[Data items]
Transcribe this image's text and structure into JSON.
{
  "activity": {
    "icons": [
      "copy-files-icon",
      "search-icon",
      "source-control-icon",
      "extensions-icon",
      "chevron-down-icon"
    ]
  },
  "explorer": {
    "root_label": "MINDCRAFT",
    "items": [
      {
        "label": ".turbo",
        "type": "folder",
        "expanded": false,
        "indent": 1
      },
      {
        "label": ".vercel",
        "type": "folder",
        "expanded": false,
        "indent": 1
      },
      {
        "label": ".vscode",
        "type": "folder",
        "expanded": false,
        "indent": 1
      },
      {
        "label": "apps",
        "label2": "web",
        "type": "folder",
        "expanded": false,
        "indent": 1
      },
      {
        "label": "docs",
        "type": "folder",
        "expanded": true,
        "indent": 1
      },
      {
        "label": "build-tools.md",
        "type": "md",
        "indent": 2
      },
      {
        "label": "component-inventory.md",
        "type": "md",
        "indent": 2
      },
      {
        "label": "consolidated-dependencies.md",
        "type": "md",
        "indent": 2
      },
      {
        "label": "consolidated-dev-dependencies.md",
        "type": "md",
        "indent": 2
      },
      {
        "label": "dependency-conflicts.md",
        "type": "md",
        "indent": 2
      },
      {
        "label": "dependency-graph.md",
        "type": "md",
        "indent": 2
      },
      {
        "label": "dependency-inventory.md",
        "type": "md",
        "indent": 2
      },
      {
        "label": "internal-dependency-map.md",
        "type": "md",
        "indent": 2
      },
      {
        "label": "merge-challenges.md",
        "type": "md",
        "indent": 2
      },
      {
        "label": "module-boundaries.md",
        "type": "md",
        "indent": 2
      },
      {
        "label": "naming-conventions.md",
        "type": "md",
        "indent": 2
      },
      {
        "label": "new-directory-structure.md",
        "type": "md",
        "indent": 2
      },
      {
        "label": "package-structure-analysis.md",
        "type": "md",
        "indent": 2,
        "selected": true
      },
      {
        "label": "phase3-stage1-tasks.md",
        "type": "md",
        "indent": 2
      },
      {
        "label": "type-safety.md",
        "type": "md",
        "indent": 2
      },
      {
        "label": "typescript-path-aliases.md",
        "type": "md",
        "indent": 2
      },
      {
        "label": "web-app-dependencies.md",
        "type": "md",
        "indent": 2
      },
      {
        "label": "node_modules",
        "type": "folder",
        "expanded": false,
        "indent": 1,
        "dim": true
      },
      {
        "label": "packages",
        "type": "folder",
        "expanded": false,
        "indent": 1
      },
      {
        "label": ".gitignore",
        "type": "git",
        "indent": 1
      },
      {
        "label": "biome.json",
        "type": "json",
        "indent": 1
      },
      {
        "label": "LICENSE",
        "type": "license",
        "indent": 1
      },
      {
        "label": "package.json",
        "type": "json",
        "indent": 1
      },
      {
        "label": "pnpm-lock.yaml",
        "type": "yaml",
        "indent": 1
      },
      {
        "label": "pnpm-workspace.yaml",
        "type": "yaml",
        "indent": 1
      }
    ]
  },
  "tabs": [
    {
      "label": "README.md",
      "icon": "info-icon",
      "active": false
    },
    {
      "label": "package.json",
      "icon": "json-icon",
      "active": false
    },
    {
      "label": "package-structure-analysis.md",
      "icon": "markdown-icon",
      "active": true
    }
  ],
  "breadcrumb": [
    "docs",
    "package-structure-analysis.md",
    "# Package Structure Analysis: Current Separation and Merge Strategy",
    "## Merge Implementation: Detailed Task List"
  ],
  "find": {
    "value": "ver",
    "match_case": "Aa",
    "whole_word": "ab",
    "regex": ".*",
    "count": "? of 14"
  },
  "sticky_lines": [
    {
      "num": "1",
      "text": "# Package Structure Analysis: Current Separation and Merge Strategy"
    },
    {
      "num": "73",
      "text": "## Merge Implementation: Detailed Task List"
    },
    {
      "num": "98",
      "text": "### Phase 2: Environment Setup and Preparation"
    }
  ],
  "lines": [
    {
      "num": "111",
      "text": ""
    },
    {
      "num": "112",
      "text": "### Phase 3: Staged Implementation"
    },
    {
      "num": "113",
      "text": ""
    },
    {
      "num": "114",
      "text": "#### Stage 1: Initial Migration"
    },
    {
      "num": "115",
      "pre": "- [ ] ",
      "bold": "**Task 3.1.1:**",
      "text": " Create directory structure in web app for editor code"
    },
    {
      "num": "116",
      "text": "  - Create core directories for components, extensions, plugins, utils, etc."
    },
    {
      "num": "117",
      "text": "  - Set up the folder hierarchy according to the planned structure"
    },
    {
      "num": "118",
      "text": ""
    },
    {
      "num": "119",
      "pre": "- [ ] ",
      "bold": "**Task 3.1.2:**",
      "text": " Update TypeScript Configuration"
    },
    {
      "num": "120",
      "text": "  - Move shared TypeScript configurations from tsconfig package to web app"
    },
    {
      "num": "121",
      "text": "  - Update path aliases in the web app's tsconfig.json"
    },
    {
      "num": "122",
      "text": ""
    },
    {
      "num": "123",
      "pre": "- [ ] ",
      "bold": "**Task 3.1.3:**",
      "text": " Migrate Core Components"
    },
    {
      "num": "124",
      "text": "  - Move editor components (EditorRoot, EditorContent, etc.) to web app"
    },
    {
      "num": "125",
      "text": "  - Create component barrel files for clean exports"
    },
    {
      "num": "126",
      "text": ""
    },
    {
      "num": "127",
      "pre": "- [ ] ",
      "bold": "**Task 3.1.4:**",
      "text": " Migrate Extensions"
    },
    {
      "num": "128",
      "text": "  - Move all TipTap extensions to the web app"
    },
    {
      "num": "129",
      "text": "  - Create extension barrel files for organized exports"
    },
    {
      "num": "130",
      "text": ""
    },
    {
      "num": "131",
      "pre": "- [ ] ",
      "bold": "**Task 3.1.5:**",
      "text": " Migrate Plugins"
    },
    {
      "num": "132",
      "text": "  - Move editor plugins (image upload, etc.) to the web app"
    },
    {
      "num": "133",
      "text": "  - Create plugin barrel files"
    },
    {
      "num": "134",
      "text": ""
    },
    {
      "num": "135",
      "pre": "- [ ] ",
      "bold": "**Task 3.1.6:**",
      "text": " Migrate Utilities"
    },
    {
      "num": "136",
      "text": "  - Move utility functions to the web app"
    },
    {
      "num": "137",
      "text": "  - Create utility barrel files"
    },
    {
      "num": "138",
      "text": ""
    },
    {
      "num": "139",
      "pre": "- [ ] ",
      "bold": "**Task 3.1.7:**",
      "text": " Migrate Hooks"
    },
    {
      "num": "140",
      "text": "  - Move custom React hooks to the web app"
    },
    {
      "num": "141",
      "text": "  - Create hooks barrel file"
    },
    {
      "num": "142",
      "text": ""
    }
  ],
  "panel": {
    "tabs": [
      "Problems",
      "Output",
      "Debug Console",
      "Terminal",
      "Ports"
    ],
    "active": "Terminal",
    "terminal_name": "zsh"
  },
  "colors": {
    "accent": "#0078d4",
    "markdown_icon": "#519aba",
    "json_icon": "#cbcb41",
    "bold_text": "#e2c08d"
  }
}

▸ EXERCISE REQUIREMENTS
Copy out all of the records shown above exactly.

▸ SOLUTION FOR THIS EXERCISE
Transcribe this image's text and structure into JSON.
{
  "activity": {
    "icons": [
      "copy-files-icon",
      "search-icon",
      "source-control-icon",
      "extensions-icon",
      "chevron-down-icon"
    ]
  },
  "explorer": {
    "root_label": "MINDCRAFT",
    "items": [
      {
        "label": ".turbo",
        "type": "folder",
        "expanded": false,
        "indent": 1
      },
      {
        "label": ".vercel",
        "type": "folder",
        "expanded": false,
        "indent": 1
      },
      {
        "label": ".vscode",
        "type": "folder",
        "expanded": false,
        "indent": 1
      },
      {
        "label": "apps",
        "label2": "web",
        "type": "folder",
        "expanded": false,
        "indent": 1
      },
      {
        "label": "docs",
        "type": "folder",
        "expanded": true,
        "indent": 1
      },
      {
        "label": "build-tools.md",
        "type": "md",
        "indent": 2
      },
      {
        "label": "component-inventory.md",
        "type": "md",
        "indent": 2
      },
      {
        "label": "consolidated-dependencies.md",
        "type": "md",
        "indent": 2
      },
      {
        "label": "consolidated-dev-dependencies.md",
        "type": "md",
        "indent": 2
      },
      {
        "label": "dependency-conflicts.md",
        "type": "md",
        "indent": 2
      },
      {
        "label": "dependency-graph.md",
        "type": "md",
        "indent": 2
      },
      {
        "label": "dependency-inventory.md",
        "type": "md",
        "indent": 2
      },
      {
        "label": "internal-dependency-map.md",
        "type": "md",
        "indent": 2
      },
      {
        "label": "merge-challenges.md",
        "type": "md",
        "indent": 2
      },
      {
        "label": "module-boundaries.md",
        "type": "md",
        "indent": 2
      },
      {
        "label": "naming-conventions.md",
        "type": "md",
        "indent": 2
      },
      {
        "label": "new-directory-structure.md",
        "type": "md",
        "indent": 2
      },
      {
        "label": "package-structure-analysis.md",
        "type": "md",
        "indent": 2,
        "selected": true
      },
      {
        "label": "phase3-stage1-tasks.md",
        "type": "md",
        "indent": 2
      },
      {
        "label": "type-safety.md",
        "type": "md",
        "indent": 2
      },
      {
        "label": "typescript-path-aliases.md",
        "type": "md",
        "indent": 2
      },
      {
        "label": "web-app-dependencies.md",
        "type": "md",
        "indent": 2
      },
      {
        "label": "node_modules",
        "type": "folder",
        "expanded": false,
        "indent": 1,
        "dim": true
      },
      {
        "label": "packages",
        "type": "folder",
        "expanded": false,
        "indent": 1
      },
      {
        "label": ".gitignore",
        "type": "git",
        "indent": 1
      },
      {
        "label": "biome.json",
        "type": "json",
        "indent": 1
      },
      {
        "label": "LICENSE",
        "type": "license",
        "indent": 1
      },
      {
        "label": "package.json",
        "type": "json",
        "indent": 1
      },
      {
        "label": "pnpm-lock.yaml",
        "type": "yaml",
        "indent": 1
      },
      {
        "label": "pnpm-workspace.yaml",
        "type": "yaml",
        "indent": 1
      }
    ]
  },
  "tabs": [
    {
      "label": "README.md",
      "icon": "info-icon",
      "active": false
    },
    {
      "label": "package.json",
      "icon": "json-icon",
      "active": false
    },
    {
      "label": "package-structure-analysis.md",
      "icon": "markdown-icon",
      "active": true
    }
  ],
  "breadcrumb": [
    "docs",
    "package-structure-analysis.md",
    "# Package Structure Analysis: Current Separation and Merge Strategy",
    "## Merge Implementation: Detailed Task List"
  ],
  "find": {
    "value": "ver",
    "match_case": "Aa",
    "whole_word": "ab",
    "regex": ".*",
    "count": "? of 14"
  },
  "sticky_lines": [
    {
      "num": "1",
      "text": "# Package Structure Analysis: Current Separation and Merge Strategy"
    },
    {
      "num": "73",
      "text": "## Merge Implementation: Detailed Task List"
    },
    {
      "num": "98",
      "text": "### Phase 2: Environment Setup and Preparation"
    }
  ],
  "lines": [
    {
      "num": "111",
      "text": ""
    },
    {
      "num": "112",
      "text": "### Phase 3: Staged Implementation"
    },
    {
      "num": "113",
      "text": ""
    },
    {
      "num": "114",
      "text": "#### Stage 1: Initial Migration"
    },
    {
      "num": "115",
      "pre": "- [ ] ",
      "bold": "**Task 3.1.1:**",
      "text": " Create directory structure in web app for editor code"
    },
    {
      "num": "116",
      "text": "  - Create core directories for components, extensions, plugins, utils, etc."
    },
    {
      "num": "117",
      "text": "  - Set up the folder hierarchy according to the planned structure"
    },
    {
      "num": "118",
      "text": ""
    },
    {
      "num": "119",
      "pre": "- [ ] ",
      "bold": "**Task 3.1.2:**",
      "text": " Update TypeScript Configuration"
    },
    {
      "num": "120",
      "text": "  - Move shared TypeScript configurations from tsconfig package to web app"
    },
    {
      "num": "121",
      "text": "  - Update path aliases in the web app's tsconfig.json"
    },
    {
      "num": "122",
      "text": ""
    },
    {
      "num": "123",
      "pre": "- [ ] ",
      "bold": "**Task 3.1.3:**",
      "text": " Migrate Core Components"
    },
    {
      "num": "124",
      "text": "  - Move editor components (EditorRoot, EditorContent, etc.) to web app"
    },
    {
      "num": "125",
      "text": "  - Create component barrel files for clean exports"
    },
    {
      "num": "126",
      "text": ""
    },
    {
      "num": "127",
      "pre": "- [ ] ",
      "bold": "**Task 3.1.4:**",
      "text": " Migrate Extensions"
    },
    {
      "num": "128",
      "text": "  - Move all TipTap extensions to the web app"
    },
    {
      "num": "129",
      "text": "  - Create extension barrel files for organized exports"
    },
    {
      "num": "130",
      "text": ""
    },
    {
      "num": "131",
      "pre": "- [ ] ",
      "bold": "**Task 3.1.5:**",
      "text": " Migrate Plugins"
    },
    {
      "num": "132",
      "text": "  - Move editor plugins (image upload, etc.) to the web app"
    },
    {
      "num": "133",
      "text": "  - Create plugin barrel files"
    },
    {
      "num": "134",
      "text": ""
    },
    {
      "num": "135",
      "pre": "- [ ] ",
      "bold": "**Task 3.1.6:**",
      "text": " Migrate Utilities"
    },
    {
      "num": "136",
      "text": "  - Move utility functions to the web app"
    },
    {
      "num": "137",
      "text": "  - Create utility barrel files"
    },
    {
      "num": "138",
      "text": ""
    },
    {
      "num": "139",
      "pre": "- [ ] ",
      "bold": "**Task 3.1.7:**",
      "text": " Migrate Hooks"
    },
    {
      "num": "140",
      "text": "  - Move custom React hooks to the web app"
    },
    {
      "num": "141",
      "text": "  - Create hooks barrel file"
    },
    {
      "num": "142",
      "text": ""
    }
  ],
  "panel": {
    "tabs": [
      "Problems",
      "Output",
      "Debug Console",
      "Terminal",
      "Ports"
    ],
    "active": "Terminal",
    "terminal_name": "zsh"
  },
  "colors": {
    "accent": "#0078d4",
    "markdown_icon": "#519aba",
    "json_icon": "#cbcb41",
    "bold_text": "#e2c08d"
  }
}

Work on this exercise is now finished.